Your reply should be a single number, the count of lines in the records that contain "Inserted".

_Page transcription entries_
[Start of Attachment]

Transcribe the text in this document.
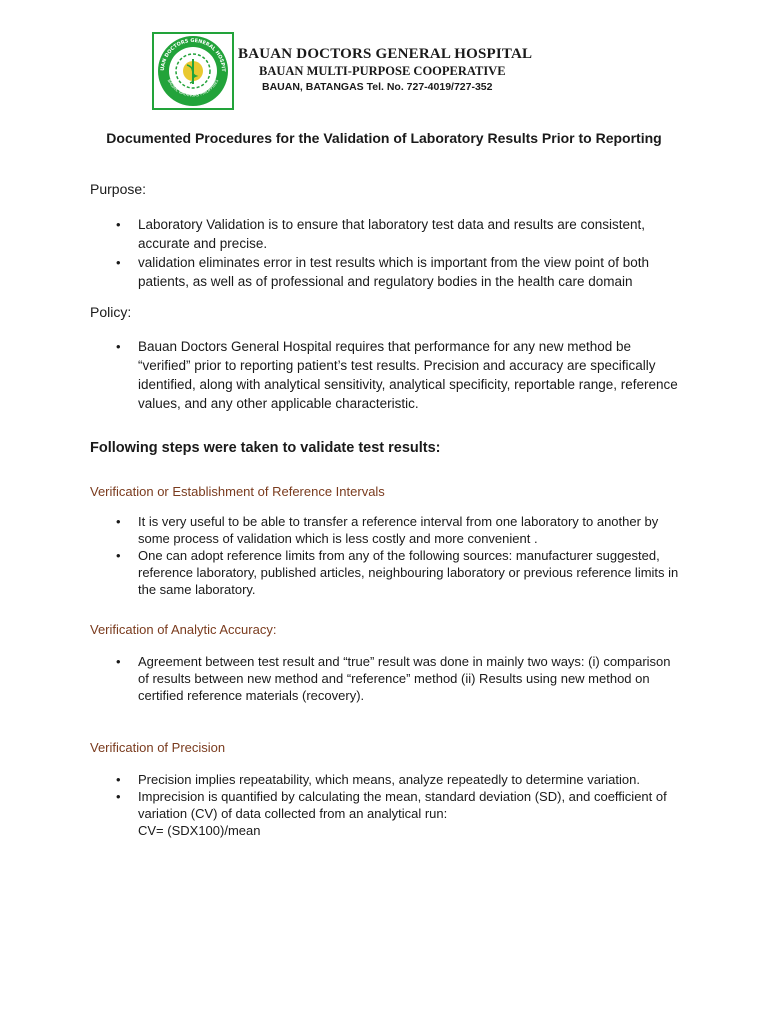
UAN DOCTORS GENERAL HOSPIT
BAUAN, BATANGAS PHILIPPINES
BAUAN DOCTORS GENERAL HOSPITAL
BAUAN MULTI-PURPOSE COOPERATIVE
BAUAN, BATANGAS Tel. No. 727-4019/727-352
Documented Procedures for the Validation of Laboratory Results Prior to Reporting
Purpose:
• Laboratory Validation is to ensure that laboratory test data and results are consistent, accurate and precise.
• validation eliminates error in test results which is important from the view point of both patients, as well as of professional and regulatory bodies in the health care domain
Policy:
• Bauan Doctors General Hospital requires that performance for any new method be “verified” prior to reporting patient’s test results. Precision and accuracy are specifically identified, along with analytical sensitivity, analytical specificity, reportable range, reference values, and any other applicable characteristic.
Following steps were taken to validate test results:
Verification or Establishment of Reference Intervals
• It is very useful to be able to transfer a reference interval from one laboratory to another by some process of validation which is less costly and more convenient .
• One can adopt reference limits from any of the following sources: manufacturer suggested, reference laboratory, published articles, neighbouring laboratory or previous reference limits in the same laboratory.
Verification of Analytic Accuracy:
• Agreement between test result and “true” result was done in mainly two ways: (i) comparison of results between new method and “reference” method (ii) Results using new method on certified reference materials (recovery).
Verification of Precision
• Precision implies repeatability, which means, analyze repeatedly to determine variation.
• Imprecision is quantified by calculating the mean, standard deviation (SD), and coefficient of variation (CV) of data collected from an analytical run:
CV= (SDX100)/mean
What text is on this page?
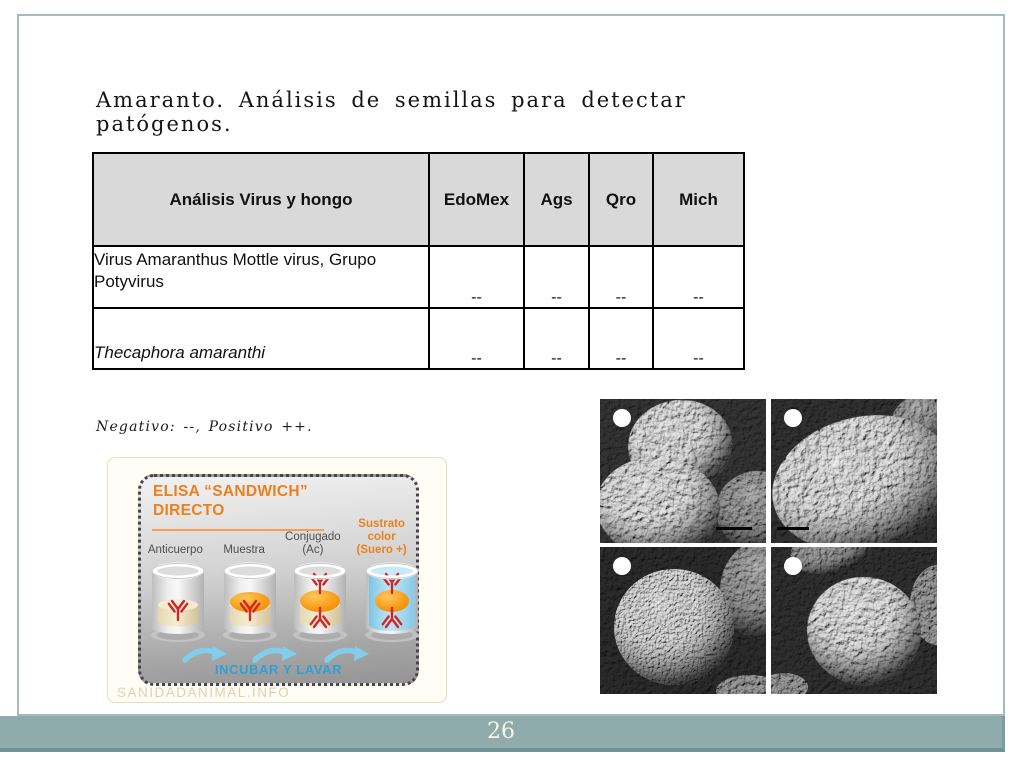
Amaranto. Análisis de semillas para detectar patógenos.
Análisis Virus y hongo	EdoMex	Ags	Qro	Mich
Virus Amaranthus Mottle virus, Grupo Potyvirus	--	--	--	--
Thecaphora amaranthi	--	--	--	--
Negativo: --, Positivo ++.
ELISA “SANDWICH”
DIRECTO
Anticuerpo	Muestra
Conjugado
(Ac)
Sustrato
color
(Suero +)
INCUBAR Y LAVAR
SANIDADANIMAL.INFO
26
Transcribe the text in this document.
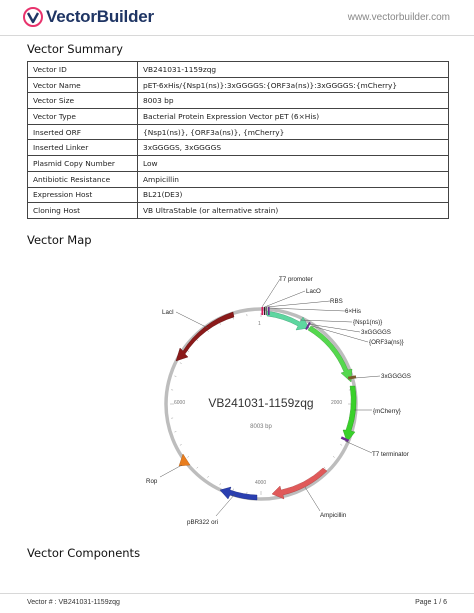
VectorBuilder	www.vectorbuilder.com
Vector Summary
Vector ID	VB241031-1159zqg
Vector Name	pET-6xHis/{Nsp1(ns)}:3xGGGGS:{ORF3a(ns)}:3xGGGGS:{mCherry}
Vector Size	8003 bp
Vector Type	Bacterial Protein Expression Vector pET (6×His)
Inserted ORF	{Nsp1(ns)}, {ORF3a(ns)}, {mCherry}
Inserted Linker	3xGGGGS, 3xGGGGS
Plasmid Copy Number	Low
Antibiotic Resistance	Ampicillin
Expression Host	BL21(DE3)
Cloning Host	VB UltraStable (or alternative strain)
Vector Map
1
2000
4000
6000
T7 promoter
LacO
RBS
6×His
{Nsp1(ns)}
3xGGGGS
{ORF3a(ns)}
3xGGGGS
{mCherry}
T7 terminator
Ampicillin
pBR322 ori
Rop
LacI
VB241031-1159zqg
8003 bp
Vector Components
Vector # : VB241031-1159zqg	Page 1 / 6
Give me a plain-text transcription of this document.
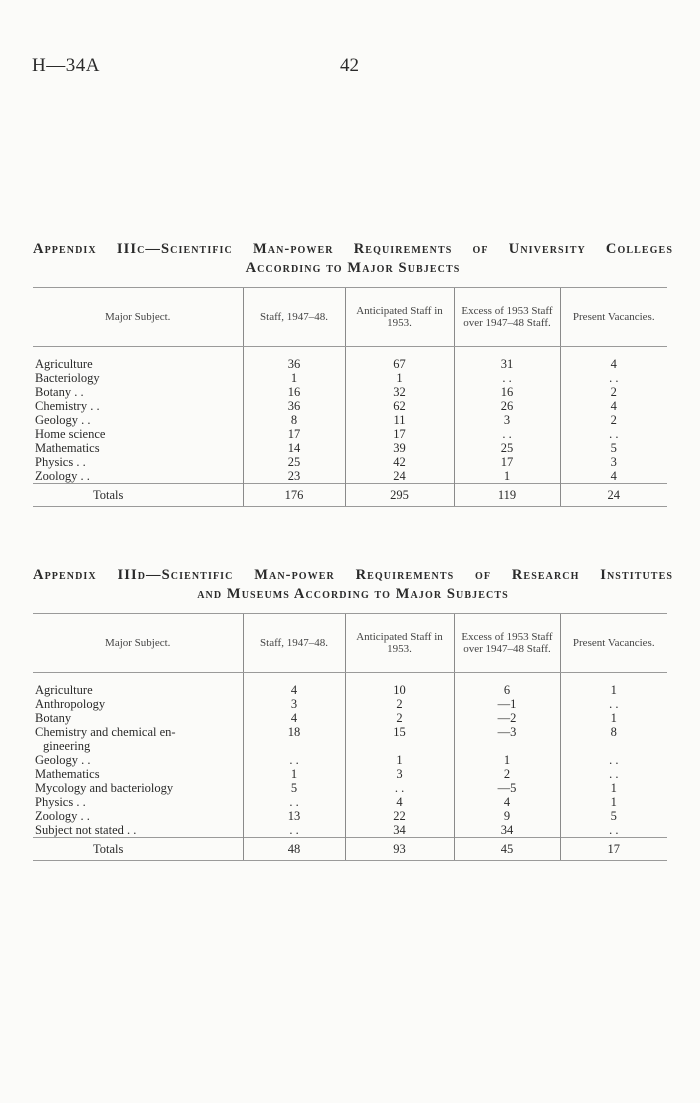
H—34A	42
Appendix IIIc—Scientific Man-power Requirements of University Colleges
According to Major Subjects
Major Subject.	Staff, 1947–48.	Anticipated Staff in 1953.	Excess of 1953 Staff over 1947–48 Staff.	Present Vacancies.
Agriculture	36	67	31	4
Bacteriology	1	1	. .	. .
Botany . .	16	32	16	2
Chemistry . .	36	62	26	4
Geology . .	8	11	3	2
Home science	17	17	. .	. .
Mathematics	14	39	25	5
Physics . .	25	42	17	3
Zoology . .	23	24	1	4
Totals	176	295	119	24
Appendix IIId—Scientific Man-power Requirements of Research Institutes
and Museums According to Major Subjects
Major Subject.	Staff, 1947–48.	Anticipated Staff in 1953.	Excess of 1953 Staff over 1947–48 Staff.	Present Vacancies.
Agriculture	4	10	6	1
Anthropology	3	2	—1	. .
Botany	4	2	—2	1

Chemistry and chemical en-
gineering	18	15	—3	8
Geology . .	. .	1	1	. .
Mathematics	1	3	2	. .
Mycology and bacteriology	5	. .	—5	1
Physics . .	. .	4	4	1
Zoology . .	13	22	9	5
Subject not stated . .	. .	34	34	. .
Totals	48	93	45	17
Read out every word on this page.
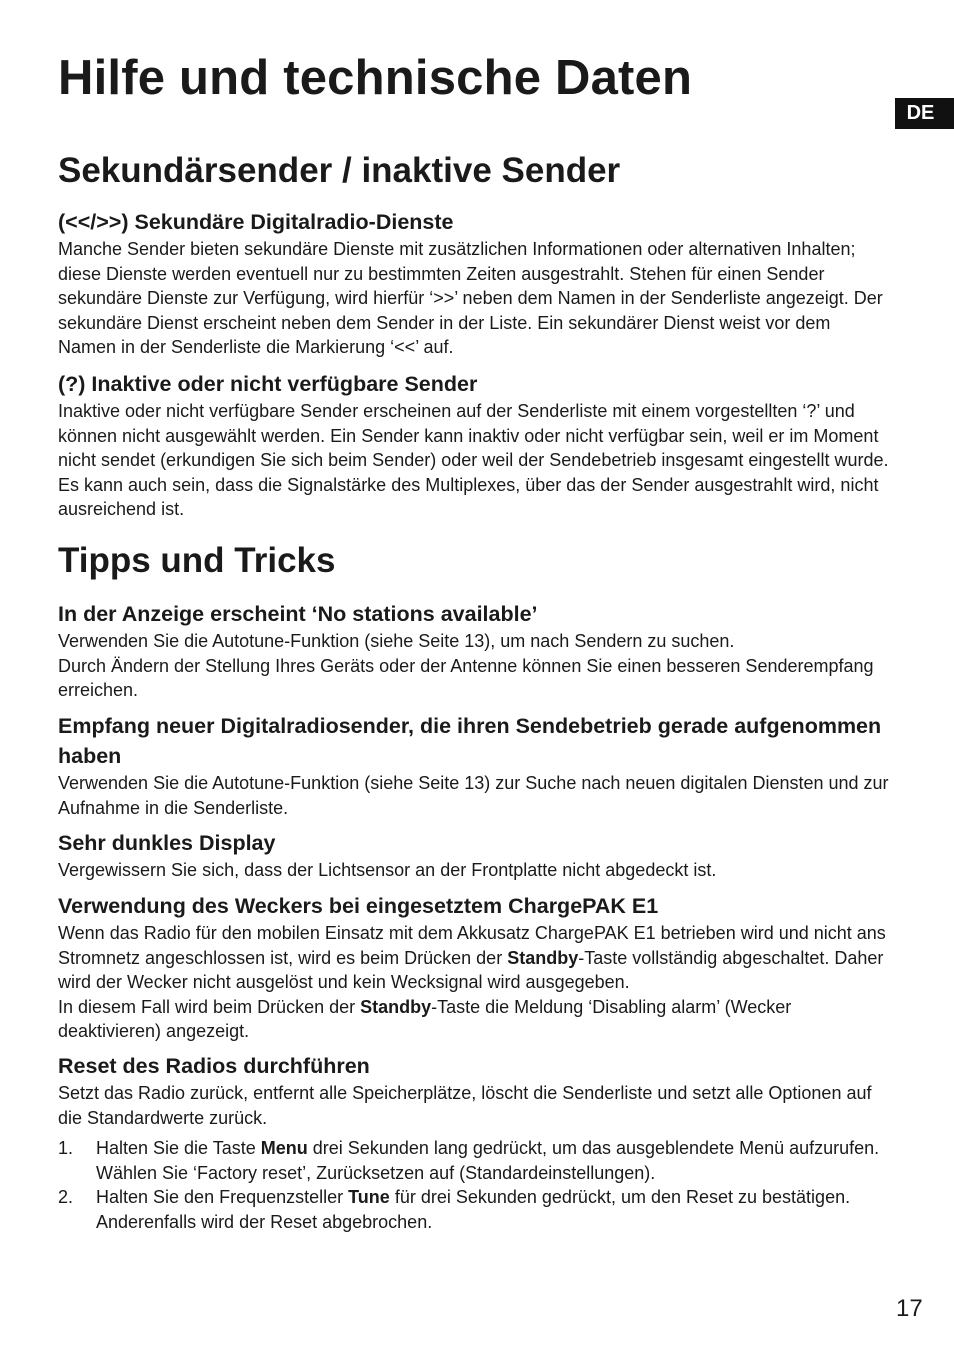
Hilfe und technische Daten
DE
Sekundärsender / inaktive Sender
(<</>>) Sekundäre Digitalradio-Dienste

Manche Sender bieten sekundäre Dienste mit zusätzlichen Informationen oder alternativen Inhalten; diese Dienste werden eventuell nur zu bestimmten Zeiten ausgestrahlt. Stehen für einen Sender sekundäre Dienste zur Verfügung, wird hierfür ‘>>’ neben dem Namen in der Senderliste angezeigt. Der sekundäre Dienst erscheint neben dem Sender in der Liste. Ein sekundärer Dienst weist vor dem Namen in der Senderliste die Markierung ‘<<’ auf.

(?) Inaktive oder nicht verfügbare Sender

Inaktive oder nicht verfügbare Sender erscheinen auf der Senderliste mit einem vorgestellten ‘?’ und können nicht ausgewählt werden. Ein Sender kann inaktiv oder nicht verfügbar sein, weil er im Moment nicht sendet (erkundigen Sie sich beim Sender) oder weil der Sendebetrieb insgesamt eingestellt wurde. Es kann auch sein, dass die Signalstärke des Multiplexes, über das der Sender ausgestrahlt wird, nicht ausreichend ist.

Tipps und Tricks
In der Anzeige erscheint ‘No stations available’

Verwenden Sie die Autotune-Funktion (siehe Seite 13), um nach Sendern zu suchen.

Durch Ändern der Stellung Ihres Geräts oder der Antenne können Sie einen besseren Senderempfang erreichen.

Empfang neuer Digitalradiosender, die ihren Sendebetrieb gerade aufgenommen haben

Verwenden Sie die Autotune-Funktion (siehe Seite 13) zur Suche nach neuen digitalen Diensten und zur Aufnahme in die Senderliste.

Sehr dunkles Display

Vergewissern Sie sich, dass der Lichtsensor an der Frontplatte nicht abgedeckt ist.

Verwendung des Weckers bei eingesetztem ChargePAK E1

Wenn das Radio für den mobilen Einsatz mit dem Akkusatz ChargePAK E1 betrieben wird und nicht ans Stromnetz angeschlossen ist, wird es beim Drücken der Standby-Taste vollständig abgeschaltet. Daher wird der Wecker nicht ausgelöst und kein Wecksignal wird ausgegeben.

In diesem Fall wird beim Drücken der Standby-Taste die Meldung ‘Disabling alarm’ (Wecker deaktivieren) angezeigt.

Reset des Radios durchführen

Setzt das Radio zurück, entfernt alle Speicherplätze, löscht die Senderliste und setzt alle Optionen auf die Standardwerte zurück.

1. Halten Sie die Taste Menu drei Sekunden lang gedrückt, um das ausgeblendete Menü aufzurufen. Wählen Sie ‘Factory reset’, Zurücksetzen auf (Standardeinstellungen).
2. Halten Sie den Frequenzsteller Tune für drei Sekunden gedrückt, um den Reset zu bestätigen. Anderenfalls wird der Reset abgebrochen.
17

[End of Attachment]

_Response to this task_
2